### [Exercise aim]
Look through the data and write out every line with the word "八年级专题练习" in it.

# START OF Data records

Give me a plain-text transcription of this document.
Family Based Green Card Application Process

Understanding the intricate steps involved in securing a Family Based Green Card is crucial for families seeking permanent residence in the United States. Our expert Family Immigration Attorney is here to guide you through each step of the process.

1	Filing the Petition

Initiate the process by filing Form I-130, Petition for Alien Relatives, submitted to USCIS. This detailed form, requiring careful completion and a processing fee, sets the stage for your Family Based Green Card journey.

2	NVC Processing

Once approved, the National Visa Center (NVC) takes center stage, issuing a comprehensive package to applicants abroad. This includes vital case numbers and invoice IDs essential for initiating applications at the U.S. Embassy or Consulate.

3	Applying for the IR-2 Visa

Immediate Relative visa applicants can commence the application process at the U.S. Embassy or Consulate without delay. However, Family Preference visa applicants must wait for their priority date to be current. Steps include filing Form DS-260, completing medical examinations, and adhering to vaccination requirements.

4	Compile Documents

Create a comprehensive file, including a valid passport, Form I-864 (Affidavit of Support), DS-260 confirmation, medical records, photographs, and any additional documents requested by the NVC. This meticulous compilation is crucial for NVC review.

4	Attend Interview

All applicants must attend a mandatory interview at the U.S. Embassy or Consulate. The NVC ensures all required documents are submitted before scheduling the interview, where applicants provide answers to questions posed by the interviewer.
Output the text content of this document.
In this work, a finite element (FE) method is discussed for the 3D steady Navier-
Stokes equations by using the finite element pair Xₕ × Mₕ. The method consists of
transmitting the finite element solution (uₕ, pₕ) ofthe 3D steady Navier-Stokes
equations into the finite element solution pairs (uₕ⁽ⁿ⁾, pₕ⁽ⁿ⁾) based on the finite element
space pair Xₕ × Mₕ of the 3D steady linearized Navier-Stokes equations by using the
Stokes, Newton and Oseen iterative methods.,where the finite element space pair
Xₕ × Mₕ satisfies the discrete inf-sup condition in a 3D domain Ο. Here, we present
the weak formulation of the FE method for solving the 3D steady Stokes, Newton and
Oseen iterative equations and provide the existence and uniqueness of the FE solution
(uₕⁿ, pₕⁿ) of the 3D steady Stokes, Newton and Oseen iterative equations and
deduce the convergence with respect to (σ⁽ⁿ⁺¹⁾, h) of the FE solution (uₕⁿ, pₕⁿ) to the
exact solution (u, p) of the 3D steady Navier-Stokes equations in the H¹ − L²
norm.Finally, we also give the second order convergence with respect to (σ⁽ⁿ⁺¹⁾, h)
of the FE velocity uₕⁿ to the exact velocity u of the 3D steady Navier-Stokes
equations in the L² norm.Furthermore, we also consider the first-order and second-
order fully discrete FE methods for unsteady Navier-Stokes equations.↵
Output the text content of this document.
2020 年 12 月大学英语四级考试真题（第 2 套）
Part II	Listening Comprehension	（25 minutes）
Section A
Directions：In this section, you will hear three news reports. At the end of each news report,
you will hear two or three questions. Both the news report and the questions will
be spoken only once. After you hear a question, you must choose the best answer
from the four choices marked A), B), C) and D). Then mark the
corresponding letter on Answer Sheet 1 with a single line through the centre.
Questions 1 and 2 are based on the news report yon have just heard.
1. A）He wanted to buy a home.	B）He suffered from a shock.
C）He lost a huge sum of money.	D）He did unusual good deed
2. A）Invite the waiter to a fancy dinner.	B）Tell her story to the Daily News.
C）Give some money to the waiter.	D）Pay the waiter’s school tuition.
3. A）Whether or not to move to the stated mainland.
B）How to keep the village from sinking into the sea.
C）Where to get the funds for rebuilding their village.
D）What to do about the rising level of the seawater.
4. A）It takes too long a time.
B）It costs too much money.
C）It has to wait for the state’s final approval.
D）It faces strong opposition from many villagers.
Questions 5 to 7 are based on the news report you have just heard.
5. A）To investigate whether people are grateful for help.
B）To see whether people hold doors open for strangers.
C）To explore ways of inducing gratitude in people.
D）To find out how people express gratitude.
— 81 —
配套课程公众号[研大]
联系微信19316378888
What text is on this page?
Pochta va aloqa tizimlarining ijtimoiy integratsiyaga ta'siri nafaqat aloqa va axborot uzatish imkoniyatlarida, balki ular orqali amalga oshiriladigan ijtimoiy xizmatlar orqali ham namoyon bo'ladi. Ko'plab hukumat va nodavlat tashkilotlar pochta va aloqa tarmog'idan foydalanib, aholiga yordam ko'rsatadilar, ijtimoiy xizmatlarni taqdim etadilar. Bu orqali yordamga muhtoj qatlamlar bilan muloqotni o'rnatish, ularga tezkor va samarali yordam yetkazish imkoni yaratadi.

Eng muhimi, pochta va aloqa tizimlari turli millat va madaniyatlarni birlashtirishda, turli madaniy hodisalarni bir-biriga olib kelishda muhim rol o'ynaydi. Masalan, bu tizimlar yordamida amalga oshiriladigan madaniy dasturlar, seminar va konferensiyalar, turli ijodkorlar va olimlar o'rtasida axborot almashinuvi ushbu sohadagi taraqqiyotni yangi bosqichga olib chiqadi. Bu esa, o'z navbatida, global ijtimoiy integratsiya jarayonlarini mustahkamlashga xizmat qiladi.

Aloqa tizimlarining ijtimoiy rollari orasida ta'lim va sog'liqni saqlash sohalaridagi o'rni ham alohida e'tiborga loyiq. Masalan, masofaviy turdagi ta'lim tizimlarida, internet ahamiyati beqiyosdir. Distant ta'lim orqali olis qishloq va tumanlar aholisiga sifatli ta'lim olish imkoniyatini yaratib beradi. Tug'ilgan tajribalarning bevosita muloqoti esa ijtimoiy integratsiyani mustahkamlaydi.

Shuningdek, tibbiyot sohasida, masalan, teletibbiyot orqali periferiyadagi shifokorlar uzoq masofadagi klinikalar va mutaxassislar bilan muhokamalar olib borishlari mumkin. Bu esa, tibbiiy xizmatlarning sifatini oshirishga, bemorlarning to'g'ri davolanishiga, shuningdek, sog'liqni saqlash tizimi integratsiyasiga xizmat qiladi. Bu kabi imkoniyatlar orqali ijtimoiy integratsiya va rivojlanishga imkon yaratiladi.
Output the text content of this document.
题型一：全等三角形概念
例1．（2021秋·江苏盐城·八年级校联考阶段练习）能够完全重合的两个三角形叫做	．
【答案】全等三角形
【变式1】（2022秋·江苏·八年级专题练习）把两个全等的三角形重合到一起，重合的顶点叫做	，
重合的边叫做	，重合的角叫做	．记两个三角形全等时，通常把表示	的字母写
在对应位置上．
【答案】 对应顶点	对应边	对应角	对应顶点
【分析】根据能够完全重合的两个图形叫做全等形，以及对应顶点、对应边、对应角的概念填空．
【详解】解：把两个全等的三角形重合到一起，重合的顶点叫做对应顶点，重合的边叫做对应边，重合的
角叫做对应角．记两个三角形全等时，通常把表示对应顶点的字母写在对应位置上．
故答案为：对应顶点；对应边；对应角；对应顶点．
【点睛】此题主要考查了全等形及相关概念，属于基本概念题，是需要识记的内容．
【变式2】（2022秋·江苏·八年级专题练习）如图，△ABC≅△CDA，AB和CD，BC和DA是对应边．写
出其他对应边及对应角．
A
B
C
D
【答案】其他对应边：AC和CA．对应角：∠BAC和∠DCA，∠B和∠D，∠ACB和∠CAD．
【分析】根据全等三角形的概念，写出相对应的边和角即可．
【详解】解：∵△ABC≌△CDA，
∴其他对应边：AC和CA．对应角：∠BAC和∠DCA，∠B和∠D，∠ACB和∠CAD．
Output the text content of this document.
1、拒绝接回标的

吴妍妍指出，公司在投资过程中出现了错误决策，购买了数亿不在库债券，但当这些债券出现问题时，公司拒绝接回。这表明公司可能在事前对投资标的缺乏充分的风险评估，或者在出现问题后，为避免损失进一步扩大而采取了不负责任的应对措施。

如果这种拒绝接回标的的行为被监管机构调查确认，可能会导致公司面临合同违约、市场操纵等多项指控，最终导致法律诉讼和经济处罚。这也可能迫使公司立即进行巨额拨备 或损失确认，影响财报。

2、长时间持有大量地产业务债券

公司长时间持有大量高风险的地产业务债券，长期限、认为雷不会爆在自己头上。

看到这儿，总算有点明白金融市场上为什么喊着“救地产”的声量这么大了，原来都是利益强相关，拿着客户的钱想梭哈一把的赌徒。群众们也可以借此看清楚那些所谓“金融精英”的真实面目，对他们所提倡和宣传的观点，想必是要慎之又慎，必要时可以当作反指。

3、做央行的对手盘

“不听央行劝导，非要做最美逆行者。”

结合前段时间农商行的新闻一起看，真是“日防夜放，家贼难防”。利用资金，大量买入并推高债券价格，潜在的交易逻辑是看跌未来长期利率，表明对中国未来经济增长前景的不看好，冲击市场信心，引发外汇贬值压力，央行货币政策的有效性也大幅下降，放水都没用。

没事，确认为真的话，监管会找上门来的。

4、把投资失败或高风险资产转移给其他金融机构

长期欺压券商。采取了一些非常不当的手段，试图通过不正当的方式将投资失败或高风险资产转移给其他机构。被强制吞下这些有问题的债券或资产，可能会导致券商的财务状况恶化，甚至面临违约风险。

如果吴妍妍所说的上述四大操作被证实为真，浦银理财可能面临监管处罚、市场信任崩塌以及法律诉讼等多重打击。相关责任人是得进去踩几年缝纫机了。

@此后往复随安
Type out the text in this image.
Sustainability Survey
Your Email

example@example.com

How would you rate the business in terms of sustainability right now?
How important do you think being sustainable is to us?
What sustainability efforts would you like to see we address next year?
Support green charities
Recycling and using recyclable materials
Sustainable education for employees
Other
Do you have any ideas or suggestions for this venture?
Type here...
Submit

# END OF Data records

### [Result below]
【变式1】（2022秋·江苏·八年级专题练习）把两个全等的三角形重合到一起，重合的顶点叫做	，
【变式2】（2022秋·江苏·八年级专题练习）如图，△ABC≅△CDA，AB和CD，BC和DA是对应边．写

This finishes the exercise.